--- GIVEN TASK ---
Every record below is to be retyped exactly.

--- Extracted data entries ---
▶

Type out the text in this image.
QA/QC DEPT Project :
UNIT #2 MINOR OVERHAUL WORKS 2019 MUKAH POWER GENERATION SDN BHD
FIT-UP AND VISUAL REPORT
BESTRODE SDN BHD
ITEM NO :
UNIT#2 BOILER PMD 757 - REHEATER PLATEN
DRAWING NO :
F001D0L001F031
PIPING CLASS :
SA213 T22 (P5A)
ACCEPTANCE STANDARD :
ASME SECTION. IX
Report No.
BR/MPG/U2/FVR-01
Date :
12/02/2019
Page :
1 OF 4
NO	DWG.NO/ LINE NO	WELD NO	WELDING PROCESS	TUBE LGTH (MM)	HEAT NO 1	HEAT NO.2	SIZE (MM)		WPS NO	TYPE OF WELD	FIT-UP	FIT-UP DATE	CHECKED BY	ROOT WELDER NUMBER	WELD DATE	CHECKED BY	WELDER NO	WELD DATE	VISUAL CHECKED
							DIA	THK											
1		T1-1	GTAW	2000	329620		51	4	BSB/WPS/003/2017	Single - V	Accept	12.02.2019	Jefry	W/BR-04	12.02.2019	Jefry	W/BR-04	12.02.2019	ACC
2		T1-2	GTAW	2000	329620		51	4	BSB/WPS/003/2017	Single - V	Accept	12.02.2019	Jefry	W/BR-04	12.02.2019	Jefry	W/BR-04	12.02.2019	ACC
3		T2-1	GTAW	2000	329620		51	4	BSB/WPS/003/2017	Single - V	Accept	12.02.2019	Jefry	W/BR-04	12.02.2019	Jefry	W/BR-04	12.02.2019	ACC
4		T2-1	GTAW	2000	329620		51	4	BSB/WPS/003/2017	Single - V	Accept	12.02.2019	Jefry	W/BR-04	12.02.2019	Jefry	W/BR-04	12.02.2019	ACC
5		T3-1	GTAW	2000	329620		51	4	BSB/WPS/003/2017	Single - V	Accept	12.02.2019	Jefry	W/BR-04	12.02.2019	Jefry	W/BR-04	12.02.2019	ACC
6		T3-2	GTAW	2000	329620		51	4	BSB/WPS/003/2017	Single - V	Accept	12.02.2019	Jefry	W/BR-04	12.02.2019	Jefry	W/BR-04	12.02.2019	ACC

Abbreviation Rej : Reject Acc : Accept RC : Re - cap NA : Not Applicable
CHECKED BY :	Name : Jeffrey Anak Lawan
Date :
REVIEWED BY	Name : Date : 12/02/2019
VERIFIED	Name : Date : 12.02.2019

◀

--- RESPONSE TO THE EXERCISE ---
Type out the text in this image.
QA/QC DEPT Project :
UNIT #2 MINOR OVERHAUL WORKS 2019 MUKAH POWER GENERATION SDN BHD
FIT-UP AND VISUAL REPORT
BESTRODE SDN BHD
ITEM NO :
UNIT#2 BOILER PMD 757 - REHEATER PLATEN
DRAWING NO :
F001D0L001F031
PIPING CLASS :
SA213 T22 (P5A)
ACCEPTANCE STANDARD :
ASME SECTION. IX
Report No.
BR/MPG/U2/FVR-01
Date :
12/02/2019
Page :
1 OF 4
NO	DWG.NO/ LINE NO	WELD NO	WELDING PROCESS	TUBE LGTH (MM)	HEAT NO 1	HEAT NO.2	SIZE (MM)		WPS NO	TYPE OF WELD	FIT-UP	FIT-UP DATE	CHECKED BY	ROOT WELDER NUMBER	WELD DATE	CHECKED BY	WELDER NO	WELD DATE	VISUAL CHECKED
							DIA	THK											
1		T1-1	GTAW	2000	329620		51	4	BSB/WPS/003/2017	Single - V	Accept	12.02.2019	Jefry	W/BR-04	12.02.2019	Jefry	W/BR-04	12.02.2019	ACC
2		T1-2	GTAW	2000	329620		51	4	BSB/WPS/003/2017	Single - V	Accept	12.02.2019	Jefry	W/BR-04	12.02.2019	Jefry	W/BR-04	12.02.2019	ACC
3		T2-1	GTAW	2000	329620		51	4	BSB/WPS/003/2017	Single - V	Accept	12.02.2019	Jefry	W/BR-04	12.02.2019	Jefry	W/BR-04	12.02.2019	ACC
4		T2-1	GTAW	2000	329620		51	4	BSB/WPS/003/2017	Single - V	Accept	12.02.2019	Jefry	W/BR-04	12.02.2019	Jefry	W/BR-04	12.02.2019	ACC
5		T3-1	GTAW	2000	329620		51	4	BSB/WPS/003/2017	Single - V	Accept	12.02.2019	Jefry	W/BR-04	12.02.2019	Jefry	W/BR-04	12.02.2019	ACC
6		T3-2	GTAW	2000	329620		51	4	BSB/WPS/003/2017	Single - V	Accept	12.02.2019	Jefry	W/BR-04	12.02.2019	Jefry	W/BR-04	12.02.2019	ACC

Abbreviation Rej : Reject Acc : Accept RC : Re - cap NA : Not Applicable
CHECKED BY :	Name : Jeffrey Anak Lawan
Date :
REVIEWED BY	Name : Date : 12/02/2019
VERIFIED	Name : Date : 12.02.2019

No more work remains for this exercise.